*EXTRACTED TEXT*.
+ + +

- Origin: Portland, Oregon, United States
- Genres: Garage rock (earlier), Alternative rock (later)
- Years active: 1987–1992
- Labels: PopLlama, Frontier, Tim/Kerr
- Past members: Jim Talstra John Moen Jeremy Wilson Michael Sutton Eric Lovre

= Dharma Bums (band) =

American rock band

Late 1980s flyer for band performances at the "Vogue" club in Seattle, WA. Dharma Bums is listed as playing on Wed 20, with their frequent opening act Nirvana listed on Sun 24. This flyer is now on display at the "Nirvana: Taking Punk to the Masses" exhibit in Seattle.

The Dharma Bums were a U.S. garage band, consisting of Jim Talstra, John Moen, Jeremy Wilson, and Eric Lovre. They named themselves after the Jack Kerouac book The Dharma Bums.

The band was formed in 1987 in Portland, Oregon, United States, by members of two local bands, The Watchmen and Perfect Circle (no connection with the later bands The Watchmen or A Perfect Circle). Their first album, Haywire, was produced by Scott McCaughey (lead singer of the Young Fresh Fellows) and recorded for the PopLlama label in 1989. McCaughey later played their debut to Frontier Records boss Lisa Fancher, who was impressed enough to re-release the album. One of the tracks, "Boots of Leather", proved to be an enduring college radio hit.

+ + +

*DATA SUPPLIED*.
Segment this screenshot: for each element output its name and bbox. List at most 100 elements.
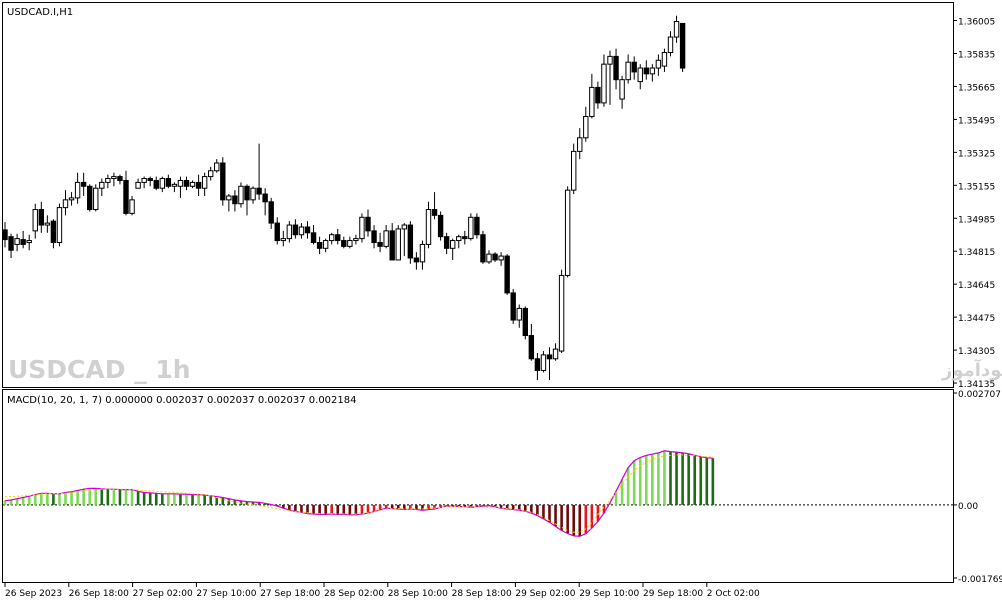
macd-bar-positive — [88, 488, 91, 505]
macd-bar-positive — [657, 452, 660, 505]
macd-bar-positive — [58, 493, 61, 505]
candle-bull — [401, 224, 408, 230]
time-tick-label: 28 Sep 10:00 — [388, 589, 448, 599]
candle-bear — [87, 185, 93, 211]
macd-bar-negative — [596, 504, 600, 522]
candle-bull — [329, 234, 335, 242]
candle-bull — [558, 274, 565, 352]
macd-bar-negative — [572, 504, 575, 536]
candle-bull — [667, 36, 674, 54]
macd-bar-negative — [457, 504, 461, 507]
candle-bull — [571, 150, 577, 191]
macd-lines — [4, 450, 713, 537]
macd-bar-positive — [711, 458, 715, 505]
candle-bull — [419, 243, 426, 263]
candle-bear — [546, 354, 553, 360]
macd-bar-positive — [9, 499, 13, 505]
candle-bear — [165, 178, 172, 187]
candle-bull — [673, 21, 680, 38]
macd-tick-label: 0.002707 — [958, 390, 1001, 400]
macd-bar-positive — [3, 500, 7, 505]
candle-bear — [123, 179, 129, 214]
macd-bar-positive — [64, 492, 67, 505]
candle-bear — [153, 179, 159, 189]
candle-bear — [274, 222, 280, 242]
macd-bar-positive — [626, 467, 630, 505]
macd-bar-positive — [675, 452, 678, 505]
candle-bear — [443, 236, 450, 249]
macd-bar-positive — [620, 479, 624, 505]
macd-bar-negative — [294, 504, 297, 512]
macd-bar-positive — [251, 502, 255, 505]
macd-bar-negative — [330, 504, 333, 514]
candle-bear — [643, 67, 649, 75]
macd-bar-negative — [354, 504, 358, 515]
candle-bear — [232, 195, 238, 205]
candle-bear — [50, 220, 57, 243]
candle-bull — [238, 185, 244, 205]
macd-bar-positive — [699, 456, 703, 505]
candle-bear — [268, 201, 274, 224]
macd-bar-positive — [687, 453, 690, 505]
candle-bull — [93, 187, 99, 211]
candle-bear — [462, 236, 468, 240]
price-tick-label: 1.35495 — [958, 116, 995, 126]
macd-label: MACD(10, 20, 1, 7) 0.000000 0.002037 0.0… — [7, 395, 357, 406]
price-tick-label: 1.35835 — [958, 50, 995, 60]
candle-bear — [371, 230, 377, 243]
candle-bear — [613, 55, 619, 81]
macd-panel[interactable] — [2, 389, 954, 583]
macd-bar-positive — [46, 493, 49, 505]
macd-bar-negative — [390, 504, 394, 509]
candle-bear — [679, 22, 686, 69]
candle-bear — [256, 187, 262, 195]
candle-bull — [226, 195, 232, 201]
candle-bull — [159, 178, 166, 189]
candle-bull — [498, 255, 504, 261]
macd-bar-positive — [148, 492, 152, 505]
time-tick-label: 2 Oct 02:00 — [707, 589, 760, 599]
candle-bear — [304, 226, 311, 234]
macd-bar-negative — [475, 504, 479, 507]
macd-bar-negative — [360, 504, 364, 514]
macd-bar-positive — [245, 501, 249, 505]
macd-bar-negative — [524, 504, 527, 512]
price-tick-label: 1.34305 — [958, 347, 995, 357]
candle-bull — [171, 183, 178, 187]
macd-bar-negative — [530, 504, 533, 514]
candle-bear — [377, 241, 383, 247]
macd-bar-negative — [342, 504, 346, 515]
macd-bar-positive — [76, 490, 79, 505]
macd-tick-label: -0.001769 — [958, 575, 1002, 585]
candle-bull — [661, 52, 668, 67]
macd-bar-negative — [427, 504, 430, 510]
macd-bar-negative — [433, 504, 436, 510]
candle-bear — [20, 239, 26, 245]
candle-bull — [577, 137, 583, 152]
candle-bull — [552, 348, 559, 360]
macd-bar-positive — [705, 457, 709, 505]
macd-bar-negative — [415, 504, 418, 510]
macd-bar-negative — [493, 504, 497, 507]
candle-bear — [631, 61, 637, 73]
macd-bar-positive — [227, 498, 231, 505]
macd-bar-negative — [300, 504, 303, 513]
macd-bar-negative — [306, 504, 309, 514]
macd-histogram — [3, 450, 715, 537]
macd-bar-negative — [378, 504, 382, 510]
candle-bull — [347, 240, 353, 247]
candle-bear — [407, 224, 414, 259]
time-tick-label: 27 Sep 10:00 — [196, 589, 256, 599]
price-tick-label: 1.34645 — [958, 281, 995, 291]
macd-tick-label: 0.00 — [958, 502, 978, 512]
price-tick-label: 1.35155 — [958, 182, 995, 192]
candle-bear — [244, 185, 250, 201]
macd-bar-positive — [70, 491, 73, 505]
candle-bear — [522, 307, 528, 337]
macd-bar-positive — [124, 489, 128, 505]
time-tick-label: 27 Sep 18:00 — [260, 589, 320, 599]
macd-bar-positive — [185, 494, 188, 505]
price-panel[interactable] — [2, 2, 954, 388]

+ + +

*TASKS TO CARRY OUT*.
**a.** Who produced Haywire, the first album by the band in the Dharma Bums article?
**b.** Continue the Dharma Bums article from where it stops.

*RESULTS FOR THE EXERCISE*.
**a.** Scott McCaughey, lead singer of the Young Fresh Fellows, produced it.

**b.**
In 1990 the more polished album Bliss was released on Frontier Records. Featuring greatly improved songwriting, this release covered subjects including rape, adolescence, and suicide in a mature fashion built on ragged rock textures. Dharma Bums released their third and final album Welcome in 1992 and then disbanded. Wilson went on to form the alt-rock band Pilot.

Many in the local Portland scene had expected the Dharma Bums to be a breakthrough alternative rock act of the Northwest music scene. Some biographers, such as Melissa Rossi, author of Courtney Love: Queen of Noise, and Poppy Z Brite, author of Courtney Love: The Real Story, write that Courtney Love and Kurt Cobain first met each other at a Dharma Bums concert in Portland — when Nirvana served as the opening act. In an interview with Fuse TV posted on YouTube on March 11, 2012, Courtney Love herself says, "I met (Kurt) in 1988 at a Dharma Bums show."

==Discography==
===LPs===
- Haywire (PopLLama Records, 1988)
- Bliss (Frontier Records, 1990)
- Welcome (Frontier Records, 1992)

===Singles===
- Haywire (7", PopLLama Records, 1988)
- Givin In (7", Frontier Records, 1991)
- Battle Of The Northwest Super Powers! (7", Frontier Records, 1992, Split 7" with Young Fresh Fellows)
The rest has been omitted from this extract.